== Stated goal ==
Which lines contain the word "Изменены"? Return each of them as written.

(Stored data entries)
________________________________________
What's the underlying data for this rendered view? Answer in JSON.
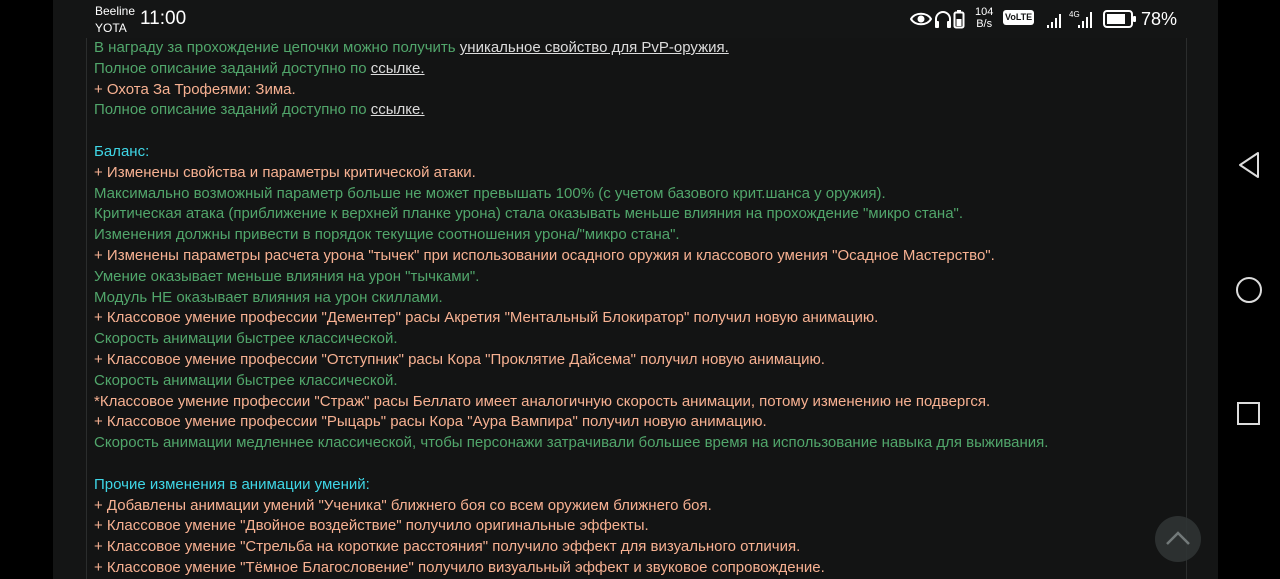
{
  "status_bar": {
    "carrier_1": "Beeline",
    "carrier_2": "YOTA",
    "time": "11:00",
    "net_speed_value": "104",
    "net_speed_unit": "B/s",
    "volte": "VoLTE",
    "battery": "78%"
  },
  "nav": {
    "back_icon": "triangle-back-icon",
    "home_icon": "circle-home-icon",
    "recents_icon": "square-recents-icon"
  },
  "content": {
    "lines": [
      {
        "type": "mixed",
        "color": "green",
        "text": "В награду за прохождение цепочки можно получить ",
        "link": "уникальное свойство для PvP-оружия."
      },
      {
        "type": "mixed",
        "color": "green",
        "text": "Полное описание заданий доступно по ",
        "link": "ссылке."
      },
      {
        "type": "text",
        "color": "orange",
        "text": "+ Охота За Трофеями: Зима."
      },
      {
        "type": "mixed",
        "color": "green",
        "text": "Полное описание заданий доступно по ",
        "link": "ссылке."
      },
      {
        "type": "blank",
        "text": ""
      },
      {
        "type": "text",
        "color": "cyan",
        "text": "Баланс:"
      },
      {
        "type": "text",
        "color": "orange",
        "text": "+ Изменены свойства и параметры критической атаки."
      },
      {
        "type": "text",
        "color": "green",
        "text": "Максимально возможный параметр больше не может превышать 100% (с учетом базового крит.шанса у оружия)."
      },
      {
        "type": "text",
        "color": "green",
        "text": "Критическая атака (приближение к верхней планке урона) стала оказывать меньше влияния на прохождение \"микро стана\"."
      },
      {
        "type": "text",
        "color": "green",
        "text": "Изменения должны привести в порядок текущие соотношения урона/\"микро стана\"."
      },
      {
        "type": "text",
        "color": "orange",
        "text": "+ Изменены параметры расчета урона \"тычек\" при использовании осадного оружия и классового умения \"Осадное Мастерство\"."
      },
      {
        "type": "text",
        "color": "green",
        "text": "Умение оказывает меньше влияния на урон \"тычками\"."
      },
      {
        "type": "text",
        "color": "green",
        "text": "Модуль НЕ оказывает влияния на урон скиллами."
      },
      {
        "type": "text",
        "color": "orange",
        "text": "+ Классовое умение профессии \"Дементер\" расы Акретия \"Ментальный Блокиратор\" получил новую анимацию."
      },
      {
        "type": "text",
        "color": "green",
        "text": "Скорость анимации быстрее классической."
      },
      {
        "type": "text",
        "color": "orange",
        "text": "+ Классовое умение профессии \"Отступник\" расы Кора \"Проклятие Дайсема\" получил новую анимацию."
      },
      {
        "type": "text",
        "color": "green",
        "text": "Скорость анимации быстрее классической."
      },
      {
        "type": "text",
        "color": "orange",
        "text": "*Классовое умение профессии \"Страж\" расы Беллато имеет аналогичную скорость анимации, потому изменению не подвергся."
      },
      {
        "type": "text",
        "color": "orange",
        "text": "+ Классовое умение профессии \"Рыцарь\" расы Кора \"Аура Вампира\" получил новую анимацию."
      },
      {
        "type": "text",
        "color": "green",
        "text": "Скорость анимации медленнее классической, чтобы персонажи затрачивали большее время на использование навыка для выживания."
      },
      {
        "type": "blank",
        "text": ""
      },
      {
        "type": "text",
        "color": "cyan",
        "text": "Прочие изменения в анимации умений:"
      },
      {
        "type": "text",
        "color": "orange",
        "text": "+ Добавлены анимации умений \"Ученика\" ближнего боя со всем оружием ближнего боя."
      },
      {
        "type": "text",
        "color": "orange",
        "text": "+ Классовое умение \"Двойное воздействие\" получило оригинальные эффекты."
      },
      {
        "type": "text",
        "color": "orange",
        "text": "+ Классовое умение \"Стрельба на короткие расстояния\" получило эффект для визуального отличия."
      },
      {
        "type": "text",
        "color": "orange",
        "text": "+ Классовое умение \"Тёмное Благословение\" получило визуальный эффект и звуковое сопровождение."
      }
    ]
  },
  "scroll_top_icon": "chevron-up-icon"
}
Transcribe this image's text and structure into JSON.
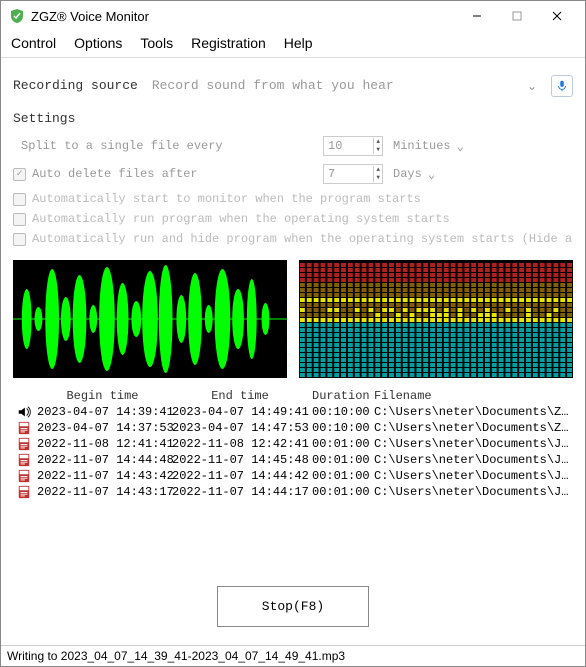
{
  "window": {
    "title": "ZGZ® Voice Monitor"
  },
  "menu": {
    "items": [
      {
        "label": "Control"
      },
      {
        "label": "Options"
      },
      {
        "label": "Tools"
      },
      {
        "label": "Registration"
      },
      {
        "label": "Help"
      }
    ]
  },
  "source": {
    "label": "Recording source",
    "value": "Record sound from what you hear"
  },
  "settings": {
    "header": "Settings",
    "split": {
      "label": "Split to a single file every",
      "value": "10",
      "unit": "Minitues"
    },
    "autodelete": {
      "label": "Auto delete files after",
      "value": "7",
      "unit": "Days",
      "checked": true
    },
    "opts": [
      {
        "label": "Automatically start to monitor when the program starts",
        "checked": false
      },
      {
        "label": "Automatically run program when the operating system starts",
        "checked": false
      },
      {
        "label": "Automatically run and hide program when the operating system starts (Hide and show hotk",
        "checked": false
      }
    ]
  },
  "table": {
    "headers": {
      "begin": "Begin time",
      "end": "End time",
      "dur": "Duration",
      "file": "Filename"
    },
    "rows": [
      {
        "playing": true,
        "begin": "2023-04-07 14:39:41",
        "end": "2023-04-07 14:49:41",
        "dur": "00:10:00",
        "file": "C:\\Users\\neter\\Documents\\ZGZ ..."
      },
      {
        "playing": false,
        "begin": "2023-04-07 14:37:53",
        "end": "2023-04-07 14:47:53",
        "dur": "00:10:00",
        "file": "C:\\Users\\neter\\Documents\\ZGZ ..."
      },
      {
        "playing": false,
        "begin": "2022-11-08 12:41:41",
        "end": "2022-11-08 12:42:41",
        "dur": "00:01:00",
        "file": "C:\\Users\\neter\\Documents\\JFY ..."
      },
      {
        "playing": false,
        "begin": "2022-11-07 14:44:48",
        "end": "2022-11-07 14:45:48",
        "dur": "00:01:00",
        "file": "C:\\Users\\neter\\Documents\\JFY ..."
      },
      {
        "playing": false,
        "begin": "2022-11-07 14:43:42",
        "end": "2022-11-07 14:44:42",
        "dur": "00:01:00",
        "file": "C:\\Users\\neter\\Documents\\JFY ..."
      },
      {
        "playing": false,
        "begin": "2022-11-07 14:43:17",
        "end": "2022-11-07 14:44:17",
        "dur": "00:01:00",
        "file": "C:\\Users\\neter\\Documents\\JFY ..."
      }
    ]
  },
  "stop": {
    "label": "Stop(F8)"
  },
  "status": {
    "text": "Writing to 2023_04_07_14_39_41-2023_04_07_14_49_41.mp3"
  }
}
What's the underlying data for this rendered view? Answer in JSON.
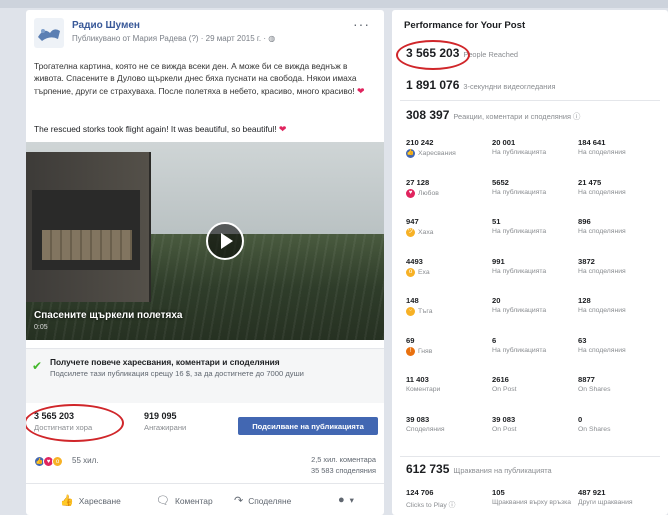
{
  "post": {
    "page_name": "Радио Шумен",
    "meta": "Публикувано от Мария Радева (?) · 29 март 2015 г. · ",
    "more": "···",
    "text_bg": "Трогателна картина, която не се вижда всеки ден. А може би се вижда веднъж в живота. Спасените в Дулово щъркели днес бяха пуснати на свобода. Някои имаха търпение, други се страхуваха. После полетяха в небето, красиво, много красиво! ",
    "text_en": "The rescued storks took flight again! It was beautiful, so beautiful! ",
    "video_caption": "Спасените щъркели полетяха",
    "video_sub": "0:05",
    "boost_title": "Получете повече харесвания, коментари и споделяния",
    "boost_sub": "Подсилете тази публикация срещу 16 $, за да достигнете до 7000 души",
    "reached_num": "3 565 203",
    "reached_label": "Достигнати хора",
    "engagement_num": "919 095",
    "engagement_label": "Ангажирани",
    "boost_button": "Подсилване на публикацията",
    "reaction_count": "55 хил.",
    "comments_count": "2,5 хил. коментара",
    "shares_count": "35 583 споделяния",
    "actions": {
      "like": "Харесване",
      "comment": "Коментар",
      "share": "Споделяне",
      "more": "▾"
    }
  },
  "perf": {
    "title": "Performance for Your Post",
    "reached_num": "3 565 203",
    "reached_label": "People Reached",
    "views_num": "1 891 076",
    "views_label": "3-секундни видеогледания",
    "reactions_num": "308 397",
    "reactions_label": "Реакции, коментари и споделяния ⓘ",
    "rows": [
      {
        "cells": [
          {
            "num": "210 242",
            "lbl": "Харесвания",
            "icon": "like"
          },
          {
            "num": "20 001",
            "lbl": "На публикацията"
          },
          {
            "num": "184 641",
            "lbl": "На споделяния"
          }
        ]
      },
      {
        "cells": [
          {
            "num": "27 128",
            "lbl": "Любов",
            "icon": "love"
          },
          {
            "num": "5652",
            "lbl": "На публикацията"
          },
          {
            "num": "21 475",
            "lbl": "На споделяния"
          }
        ]
      },
      {
        "cells": [
          {
            "num": "947",
            "lbl": "Хаха",
            "icon": "haha"
          },
          {
            "num": "51",
            "lbl": "На публикацията"
          },
          {
            "num": "896",
            "lbl": "На споделяния"
          }
        ]
      },
      {
        "cells": [
          {
            "num": "4493",
            "lbl": "Еха",
            "icon": "wow"
          },
          {
            "num": "991",
            "lbl": "На публикацията"
          },
          {
            "num": "3872",
            "lbl": "На споделяния"
          }
        ]
      },
      {
        "cells": [
          {
            "num": "148",
            "lbl": "Тъга",
            "icon": "sad"
          },
          {
            "num": "20",
            "lbl": "На публикацията"
          },
          {
            "num": "128",
            "lbl": "На споделяния"
          }
        ]
      },
      {
        "cells": [
          {
            "num": "69",
            "lbl": "Гняв",
            "icon": "angry"
          },
          {
            "num": "6",
            "lbl": "На публикацията"
          },
          {
            "num": "63",
            "lbl": "На споделяния"
          }
        ]
      },
      {
        "cells": [
          {
            "num": "11 403",
            "lbl": "Коментари"
          },
          {
            "num": "2616",
            "lbl": "On Post"
          },
          {
            "num": "8877",
            "lbl": "On Shares"
          }
        ]
      },
      {
        "cells": [
          {
            "num": "39 083",
            "lbl": "Споделяния"
          },
          {
            "num": "39 083",
            "lbl": "On Post"
          },
          {
            "num": "0",
            "lbl": "On Shares"
          }
        ]
      }
    ],
    "clicks_num": "612 735",
    "clicks_label": "Щраквания на публикацията",
    "bottom": [
      {
        "num": "124 706",
        "lbl": "Clicks to Play ⓘ"
      },
      {
        "num": "105",
        "lbl": "Щраквания върху връзка"
      },
      {
        "num": "487 921",
        "lbl": "Други щраквания"
      }
    ]
  },
  "colors": {
    "fb_blue": "#4267b2",
    "annotation_red": "#d0262a",
    "check_green": "#42b72a"
  }
}
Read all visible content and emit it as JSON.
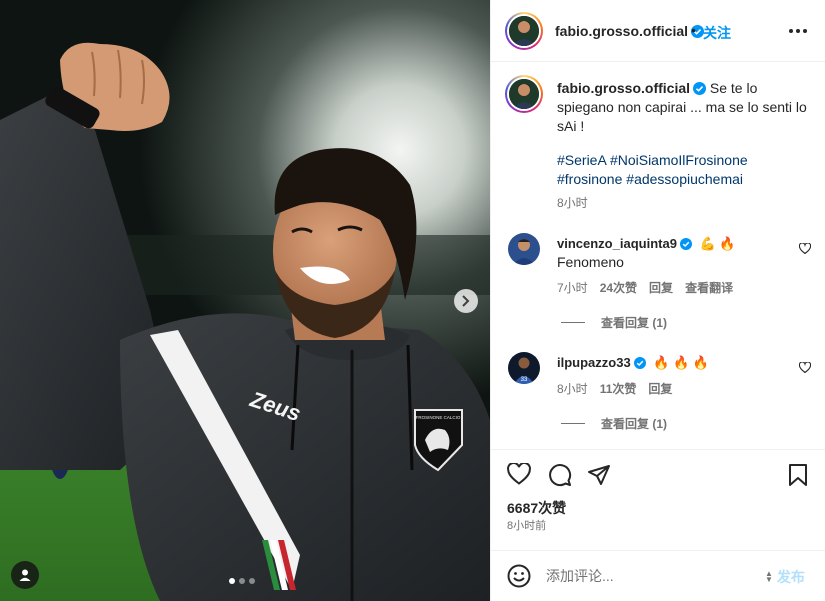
{
  "post": {
    "username": "fabio.grosso.official",
    "follow_label": "关注",
    "separator": "•",
    "caption_user": "fabio.grosso.official",
    "caption_text": "Se te lo spiegano non capirai ... ma se lo senti lo sAi !",
    "hashtags": [
      "#SerieA",
      "#NoiSiamoIlFrosinone",
      "#frosinone",
      "#adessopiuchemai"
    ],
    "caption_time": "8小时",
    "photo": {
      "jersey_brand": "Zeus",
      "crest_text": "FROSINONE CALCIO",
      "carousel_count": 3,
      "carousel_active": 1
    }
  },
  "comments": [
    {
      "user": "vincenzo_iaquinta9",
      "emojis": "💪 🔥",
      "text": "Fenomeno",
      "time": "7小时",
      "likes": "24次赞",
      "reply_label": "回复",
      "translate_label": "查看翻译",
      "view_replies": "查看回复 (1)"
    },
    {
      "user": "ilpupazzo33",
      "emojis": "🔥 🔥 🔥",
      "text": "",
      "time": "8小时",
      "likes": "11次赞",
      "reply_label": "回复",
      "view_replies": "查看回复 (1)"
    }
  ],
  "footer": {
    "likes_count": "6687次赞",
    "post_time": "8小时前",
    "comment_placeholder": "添加评论...",
    "post_label": "发布"
  },
  "colors": {
    "accent": "#0095f6",
    "hashtag": "#00376b",
    "verified": "#0095f6",
    "muted": "#737373"
  },
  "icons": [
    "verified-badge-icon",
    "more-options-icon",
    "heart-icon",
    "comment-icon",
    "share-icon",
    "bookmark-icon",
    "emoji-icon",
    "next-image-icon",
    "tag-user-icon"
  ]
}
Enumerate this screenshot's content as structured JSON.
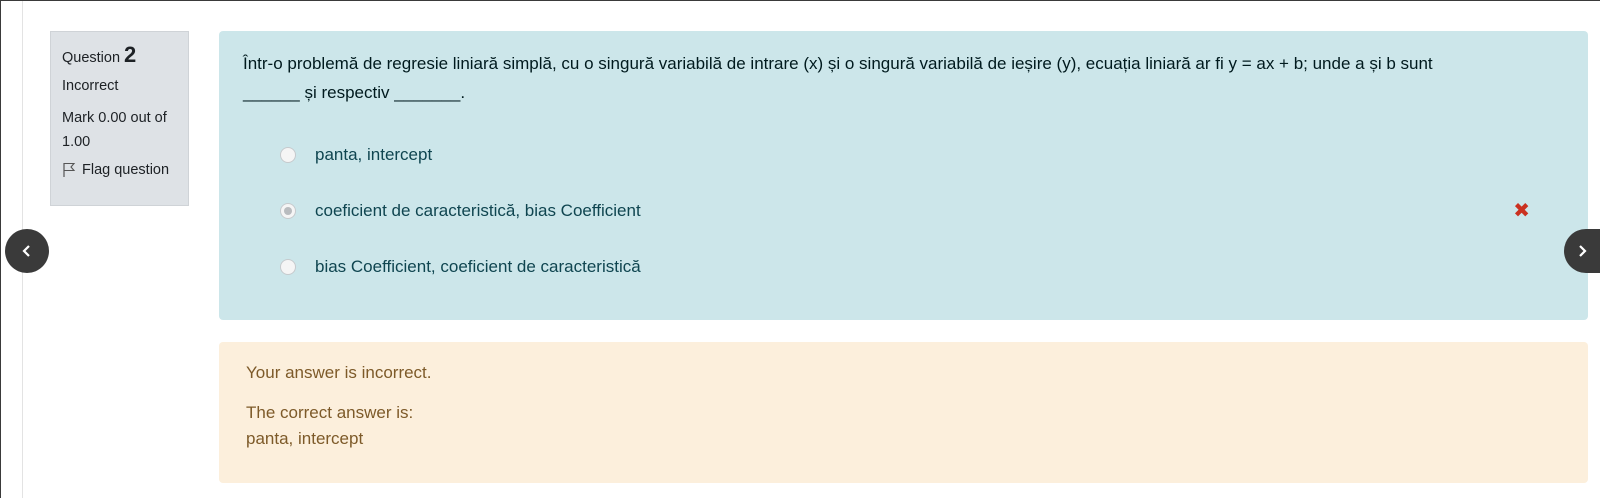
{
  "question_info": {
    "question_prefix": "Question",
    "question_number": "2",
    "state": "Incorrect",
    "grade": "Mark 0.00 out of 1.00",
    "flag_label": "Flag question"
  },
  "question": {
    "text": "Într-o problemă de regresie liniară simplă, cu o singură variabilă de intrare (x) și o singură variabilă de ieșire (y), ecuația liniară ar fi y = ax + b; unde a și b sunt ______ și respectiv _______.",
    "answers": [
      {
        "label": "panta, intercept",
        "selected": false
      },
      {
        "label": "coeficient de caracteristică, bias Coefficient",
        "selected": true,
        "incorrect": true
      },
      {
        "label": "bias Coefficient, coeficient de caracteristică",
        "selected": false
      }
    ],
    "incorrect_mark_icon": "cross-icon",
    "incorrect_color": "#ca3120"
  },
  "feedback": {
    "general": "Your answer is incorrect.",
    "right_answer_intro": "The correct answer is:",
    "right_answer": "panta, intercept"
  },
  "navigation": {
    "prev_icon": "chevron-left-icon",
    "next_icon": "chevron-right-icon"
  },
  "colors": {
    "formulation_bg": "#cce6ea",
    "feedback_bg": "#fcefdc",
    "info_bg": "#dee2e6"
  }
}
________________________________________
== Exercise result ==
        "text": "+ Изменены свойства и параметры критической атаки."
        "text": "+ Изменены параметры расчета урона \"тычек\" при использовании осадного оружия и классового умения \"Осадное Мастерство\"."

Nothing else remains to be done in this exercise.